AUFGABE. Zitiere aus dem Interview über die Bankenblockaden wörtlich die Passage von „lmt. Die Klimaaktion“ bis „Idee der Blockade?“.

VORGELEGTER TEXT.
----

«Wir geben nicht auf!»

lmt. Die Klimaaktion von 2019 vor zwei Schweizer Grossbanken führte auf der einen Seite zu viel Aufmerksamkeit, auf der anderen Seite zu viel Repression. Der vorwärts sprach mit Frida Kohlmann, Mediensprecherin von Climate Justice, dem Kollektiv, welches zur Aktion aufrief.

Wie kam es zur Idee der Blockade?
Die Bankenblockaden, es waren ja zwei in Basel bei der UBS und in Zürich bei der CS, waren Teil der Aktion von 2019, die von Climate Justice aufgerufen wurden. Wir haben uns bewusst diese beiden Orte ausgesucht, weil wir wussten, dass zur damaligen Zeit diese beiden Banken Hauptakteurinnen des Schweizer Finanzmarktes waren in Bezug auf die Klimaerwärmung. Die UBS und die CS waren und sind massgeblich an der Finanzierung von fossilen Brennstoffen beteiligt. Milliarden wurden in Kohlekraftwerke investiert. Dies geht auch immer wieder mit Menschenrechtsverletzungen einher. Und das wollten wir der Öffentlichkeit auch zeigen. Auch damit man es sich zwei Mal überlegt, sein Geld wieder in einer dieser Banken anzulegen. Denn solange man über die Missstände nicht genau informiert ist oder diese nicht konkret zu Gesicht bekommt, ist es einfacher, ein Auge zuzudrücken.

Wie habt ihr die Räumung eurer Blockade vor der CS erlebt?

----

ERFASSTE ANGABEN.
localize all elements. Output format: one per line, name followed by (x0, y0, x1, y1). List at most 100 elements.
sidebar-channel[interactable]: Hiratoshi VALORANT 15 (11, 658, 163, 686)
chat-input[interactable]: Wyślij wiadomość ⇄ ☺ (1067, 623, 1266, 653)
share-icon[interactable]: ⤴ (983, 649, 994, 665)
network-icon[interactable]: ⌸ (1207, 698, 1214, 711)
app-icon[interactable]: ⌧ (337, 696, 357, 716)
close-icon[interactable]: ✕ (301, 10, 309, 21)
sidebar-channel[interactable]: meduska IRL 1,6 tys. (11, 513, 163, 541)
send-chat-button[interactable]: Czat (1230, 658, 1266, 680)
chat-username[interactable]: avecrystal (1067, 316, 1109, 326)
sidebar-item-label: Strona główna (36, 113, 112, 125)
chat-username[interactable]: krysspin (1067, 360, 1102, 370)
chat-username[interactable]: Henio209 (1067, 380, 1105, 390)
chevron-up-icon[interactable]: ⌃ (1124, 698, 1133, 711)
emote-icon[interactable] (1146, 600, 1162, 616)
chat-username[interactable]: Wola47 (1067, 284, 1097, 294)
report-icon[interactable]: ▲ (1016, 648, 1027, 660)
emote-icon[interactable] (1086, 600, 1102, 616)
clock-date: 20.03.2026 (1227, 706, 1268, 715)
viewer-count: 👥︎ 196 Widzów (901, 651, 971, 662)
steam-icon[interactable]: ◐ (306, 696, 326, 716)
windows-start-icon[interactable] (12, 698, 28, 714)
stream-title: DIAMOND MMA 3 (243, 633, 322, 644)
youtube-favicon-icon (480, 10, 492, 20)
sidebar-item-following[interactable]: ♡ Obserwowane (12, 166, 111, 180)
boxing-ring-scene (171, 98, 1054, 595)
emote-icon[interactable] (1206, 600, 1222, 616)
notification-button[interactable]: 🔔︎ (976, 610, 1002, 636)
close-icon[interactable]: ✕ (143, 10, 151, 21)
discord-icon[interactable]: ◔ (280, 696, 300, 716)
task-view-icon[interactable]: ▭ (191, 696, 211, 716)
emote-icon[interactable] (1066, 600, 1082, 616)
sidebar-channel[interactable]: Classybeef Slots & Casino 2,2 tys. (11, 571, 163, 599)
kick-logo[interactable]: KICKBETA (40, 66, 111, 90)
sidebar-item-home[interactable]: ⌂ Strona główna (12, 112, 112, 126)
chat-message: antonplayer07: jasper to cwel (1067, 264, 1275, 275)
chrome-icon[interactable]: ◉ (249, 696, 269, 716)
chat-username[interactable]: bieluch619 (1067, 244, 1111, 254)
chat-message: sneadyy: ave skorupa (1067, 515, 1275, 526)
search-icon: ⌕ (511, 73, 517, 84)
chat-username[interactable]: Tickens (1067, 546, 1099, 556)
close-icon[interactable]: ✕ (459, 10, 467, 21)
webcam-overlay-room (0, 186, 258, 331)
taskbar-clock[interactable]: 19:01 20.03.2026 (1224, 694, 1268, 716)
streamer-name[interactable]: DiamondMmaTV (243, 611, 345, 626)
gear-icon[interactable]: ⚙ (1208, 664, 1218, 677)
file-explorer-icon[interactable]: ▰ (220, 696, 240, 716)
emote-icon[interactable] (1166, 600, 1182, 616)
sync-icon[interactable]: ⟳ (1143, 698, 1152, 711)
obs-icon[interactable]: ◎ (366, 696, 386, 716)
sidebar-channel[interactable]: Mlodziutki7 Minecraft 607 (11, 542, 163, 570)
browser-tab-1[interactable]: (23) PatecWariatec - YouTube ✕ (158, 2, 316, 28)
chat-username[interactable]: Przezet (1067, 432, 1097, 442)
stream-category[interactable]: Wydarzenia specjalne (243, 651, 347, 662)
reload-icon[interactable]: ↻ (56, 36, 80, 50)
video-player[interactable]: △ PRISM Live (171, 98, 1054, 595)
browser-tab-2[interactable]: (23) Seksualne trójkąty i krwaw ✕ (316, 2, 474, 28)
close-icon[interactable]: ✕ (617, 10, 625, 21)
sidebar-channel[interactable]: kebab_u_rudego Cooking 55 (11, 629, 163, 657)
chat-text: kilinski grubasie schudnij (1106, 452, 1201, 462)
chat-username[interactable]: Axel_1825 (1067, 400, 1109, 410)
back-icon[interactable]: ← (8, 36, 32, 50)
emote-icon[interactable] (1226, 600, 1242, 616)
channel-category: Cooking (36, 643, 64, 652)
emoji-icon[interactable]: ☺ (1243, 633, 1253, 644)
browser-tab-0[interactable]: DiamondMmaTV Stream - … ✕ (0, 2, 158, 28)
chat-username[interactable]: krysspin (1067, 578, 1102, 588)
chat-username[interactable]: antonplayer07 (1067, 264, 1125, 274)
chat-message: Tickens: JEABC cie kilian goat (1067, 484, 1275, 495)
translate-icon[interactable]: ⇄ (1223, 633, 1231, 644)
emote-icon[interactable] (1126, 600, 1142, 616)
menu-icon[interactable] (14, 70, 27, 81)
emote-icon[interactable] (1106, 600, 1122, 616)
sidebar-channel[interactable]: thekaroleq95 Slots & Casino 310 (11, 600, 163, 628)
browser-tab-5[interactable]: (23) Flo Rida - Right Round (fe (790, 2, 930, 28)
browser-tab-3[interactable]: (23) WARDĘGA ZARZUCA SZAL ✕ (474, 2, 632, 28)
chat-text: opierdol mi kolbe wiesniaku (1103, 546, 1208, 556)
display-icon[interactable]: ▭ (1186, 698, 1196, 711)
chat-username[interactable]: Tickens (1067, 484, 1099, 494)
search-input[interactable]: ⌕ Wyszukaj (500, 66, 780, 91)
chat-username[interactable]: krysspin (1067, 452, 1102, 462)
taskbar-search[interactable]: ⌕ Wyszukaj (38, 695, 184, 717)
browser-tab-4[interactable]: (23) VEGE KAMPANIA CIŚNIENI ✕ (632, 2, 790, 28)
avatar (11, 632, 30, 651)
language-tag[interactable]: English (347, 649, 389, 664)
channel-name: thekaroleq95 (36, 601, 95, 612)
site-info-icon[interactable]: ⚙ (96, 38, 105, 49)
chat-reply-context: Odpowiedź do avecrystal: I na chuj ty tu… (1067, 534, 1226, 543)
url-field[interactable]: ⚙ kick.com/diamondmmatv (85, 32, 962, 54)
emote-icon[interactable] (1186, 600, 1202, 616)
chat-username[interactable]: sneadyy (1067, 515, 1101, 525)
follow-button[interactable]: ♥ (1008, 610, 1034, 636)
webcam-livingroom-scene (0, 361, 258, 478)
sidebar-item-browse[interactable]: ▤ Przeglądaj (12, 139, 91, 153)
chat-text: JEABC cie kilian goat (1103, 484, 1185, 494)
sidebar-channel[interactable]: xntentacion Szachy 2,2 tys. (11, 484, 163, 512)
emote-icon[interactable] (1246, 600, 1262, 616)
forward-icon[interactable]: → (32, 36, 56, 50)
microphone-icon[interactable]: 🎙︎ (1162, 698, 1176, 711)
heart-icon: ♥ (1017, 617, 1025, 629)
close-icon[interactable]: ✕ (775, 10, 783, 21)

----

GELÖSTE AUFGABE.
lmt. Die Klimaaktion von 2019 vor zwei Schweizer Grossbanken führte auf der einen Seite zu viel Aufmerksamkeit, auf der anderen Seite zu viel Repression. Der vorwärts sprach mit Frida Kohlmann, Mediensprecherin von Climate Justice, dem Kollektiv, welches zur Aktion aufrief.

Wie kam es zur Idee der Blockade?